- _What is needed_
Look below and pull out each line with the word "name".

- _Input material_

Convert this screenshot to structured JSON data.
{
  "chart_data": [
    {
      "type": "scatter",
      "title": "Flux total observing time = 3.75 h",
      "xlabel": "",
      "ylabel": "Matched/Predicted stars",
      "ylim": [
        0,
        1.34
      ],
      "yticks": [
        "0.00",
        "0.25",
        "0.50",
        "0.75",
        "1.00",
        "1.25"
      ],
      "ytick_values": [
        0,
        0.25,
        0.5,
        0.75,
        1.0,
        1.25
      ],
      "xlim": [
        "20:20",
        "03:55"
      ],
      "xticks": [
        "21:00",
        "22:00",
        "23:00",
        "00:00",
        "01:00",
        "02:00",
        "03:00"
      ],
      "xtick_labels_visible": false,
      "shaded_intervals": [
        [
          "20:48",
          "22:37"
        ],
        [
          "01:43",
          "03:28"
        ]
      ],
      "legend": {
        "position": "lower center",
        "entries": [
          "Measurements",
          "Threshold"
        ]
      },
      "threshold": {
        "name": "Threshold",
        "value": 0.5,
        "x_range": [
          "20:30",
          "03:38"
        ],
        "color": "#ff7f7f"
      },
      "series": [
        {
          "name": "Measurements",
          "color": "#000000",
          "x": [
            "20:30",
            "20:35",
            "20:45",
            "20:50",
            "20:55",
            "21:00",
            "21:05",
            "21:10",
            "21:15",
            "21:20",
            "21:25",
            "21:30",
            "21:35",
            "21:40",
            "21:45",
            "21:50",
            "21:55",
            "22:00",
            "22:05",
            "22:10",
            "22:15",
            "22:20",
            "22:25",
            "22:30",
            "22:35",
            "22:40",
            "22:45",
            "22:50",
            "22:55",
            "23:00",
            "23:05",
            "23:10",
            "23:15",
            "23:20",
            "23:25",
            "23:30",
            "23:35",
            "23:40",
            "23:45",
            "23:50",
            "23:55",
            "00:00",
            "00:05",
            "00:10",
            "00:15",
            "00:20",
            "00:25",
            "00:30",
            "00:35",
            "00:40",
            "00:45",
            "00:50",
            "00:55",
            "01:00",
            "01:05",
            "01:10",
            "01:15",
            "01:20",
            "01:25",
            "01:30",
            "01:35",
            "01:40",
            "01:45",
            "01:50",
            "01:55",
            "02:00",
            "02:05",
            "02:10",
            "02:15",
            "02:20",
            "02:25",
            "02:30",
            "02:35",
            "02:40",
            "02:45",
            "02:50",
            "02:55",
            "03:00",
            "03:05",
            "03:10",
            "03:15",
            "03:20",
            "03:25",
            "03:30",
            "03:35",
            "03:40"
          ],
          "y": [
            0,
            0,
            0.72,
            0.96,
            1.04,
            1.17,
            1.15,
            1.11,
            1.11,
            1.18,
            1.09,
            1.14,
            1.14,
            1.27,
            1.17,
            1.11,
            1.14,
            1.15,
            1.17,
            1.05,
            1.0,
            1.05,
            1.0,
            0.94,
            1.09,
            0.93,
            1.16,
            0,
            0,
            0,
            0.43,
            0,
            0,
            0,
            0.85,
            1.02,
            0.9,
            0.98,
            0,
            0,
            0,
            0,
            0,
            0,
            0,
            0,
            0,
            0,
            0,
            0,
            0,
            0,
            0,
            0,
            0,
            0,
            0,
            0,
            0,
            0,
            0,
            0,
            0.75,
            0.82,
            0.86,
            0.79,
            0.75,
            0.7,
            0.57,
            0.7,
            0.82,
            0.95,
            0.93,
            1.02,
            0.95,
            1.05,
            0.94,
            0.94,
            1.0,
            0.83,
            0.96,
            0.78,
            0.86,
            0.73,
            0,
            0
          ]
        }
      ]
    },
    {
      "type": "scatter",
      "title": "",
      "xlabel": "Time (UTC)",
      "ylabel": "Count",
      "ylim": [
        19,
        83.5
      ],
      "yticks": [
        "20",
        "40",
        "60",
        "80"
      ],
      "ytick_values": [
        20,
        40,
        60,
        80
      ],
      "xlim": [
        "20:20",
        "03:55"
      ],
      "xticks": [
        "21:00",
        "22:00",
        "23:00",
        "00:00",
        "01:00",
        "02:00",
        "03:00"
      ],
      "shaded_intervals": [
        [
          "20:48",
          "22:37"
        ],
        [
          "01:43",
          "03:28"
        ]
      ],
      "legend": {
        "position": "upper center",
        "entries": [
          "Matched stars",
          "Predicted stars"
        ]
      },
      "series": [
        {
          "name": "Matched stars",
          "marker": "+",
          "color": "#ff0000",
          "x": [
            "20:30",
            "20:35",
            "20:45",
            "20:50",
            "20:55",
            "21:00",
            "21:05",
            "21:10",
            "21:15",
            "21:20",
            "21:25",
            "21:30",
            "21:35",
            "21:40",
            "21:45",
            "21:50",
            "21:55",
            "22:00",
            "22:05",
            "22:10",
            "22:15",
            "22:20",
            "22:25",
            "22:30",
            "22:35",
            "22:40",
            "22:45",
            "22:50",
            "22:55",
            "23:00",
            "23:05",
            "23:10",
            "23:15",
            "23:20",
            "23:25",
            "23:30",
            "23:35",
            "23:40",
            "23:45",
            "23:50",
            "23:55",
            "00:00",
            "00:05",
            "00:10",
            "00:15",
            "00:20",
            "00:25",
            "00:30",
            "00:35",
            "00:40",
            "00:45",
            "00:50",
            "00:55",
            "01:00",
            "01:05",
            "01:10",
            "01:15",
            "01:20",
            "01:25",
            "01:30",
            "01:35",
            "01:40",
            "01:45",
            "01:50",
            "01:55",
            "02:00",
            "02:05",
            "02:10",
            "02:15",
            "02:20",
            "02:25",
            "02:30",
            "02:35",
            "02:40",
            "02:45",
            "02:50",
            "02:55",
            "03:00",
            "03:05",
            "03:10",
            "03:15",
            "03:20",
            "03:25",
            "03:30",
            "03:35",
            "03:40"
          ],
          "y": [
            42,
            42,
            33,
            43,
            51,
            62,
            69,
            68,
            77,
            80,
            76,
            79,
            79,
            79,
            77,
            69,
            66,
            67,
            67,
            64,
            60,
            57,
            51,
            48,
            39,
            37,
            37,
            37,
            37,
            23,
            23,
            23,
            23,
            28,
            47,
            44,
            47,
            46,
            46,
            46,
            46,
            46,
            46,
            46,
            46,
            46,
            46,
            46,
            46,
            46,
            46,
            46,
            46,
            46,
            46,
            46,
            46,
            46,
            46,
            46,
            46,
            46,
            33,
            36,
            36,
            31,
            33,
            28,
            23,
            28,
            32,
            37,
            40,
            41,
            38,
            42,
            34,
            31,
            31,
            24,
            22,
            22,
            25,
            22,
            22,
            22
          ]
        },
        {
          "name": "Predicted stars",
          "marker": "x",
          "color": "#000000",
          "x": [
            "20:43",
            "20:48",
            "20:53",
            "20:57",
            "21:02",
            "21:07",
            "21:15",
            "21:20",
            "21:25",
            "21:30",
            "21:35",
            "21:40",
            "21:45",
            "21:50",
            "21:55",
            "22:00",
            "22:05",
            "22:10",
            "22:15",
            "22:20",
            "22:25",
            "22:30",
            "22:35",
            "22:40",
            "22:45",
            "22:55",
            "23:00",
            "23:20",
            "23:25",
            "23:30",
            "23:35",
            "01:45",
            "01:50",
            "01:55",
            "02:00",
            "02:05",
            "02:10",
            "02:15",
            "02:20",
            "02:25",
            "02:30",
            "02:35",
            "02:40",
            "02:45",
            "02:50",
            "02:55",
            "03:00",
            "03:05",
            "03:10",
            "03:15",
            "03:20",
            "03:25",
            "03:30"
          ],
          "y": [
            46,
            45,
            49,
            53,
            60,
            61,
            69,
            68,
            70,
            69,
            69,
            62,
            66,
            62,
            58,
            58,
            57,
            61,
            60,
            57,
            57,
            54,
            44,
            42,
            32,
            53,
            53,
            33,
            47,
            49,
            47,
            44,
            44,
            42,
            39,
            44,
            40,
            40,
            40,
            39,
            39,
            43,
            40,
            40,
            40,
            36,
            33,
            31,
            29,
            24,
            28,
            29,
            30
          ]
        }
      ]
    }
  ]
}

- _Result of this exercise_
        "name": "Threshold",
          "name": "Measurements",
          "name": "Matched stars",
          "name": "Predicted stars",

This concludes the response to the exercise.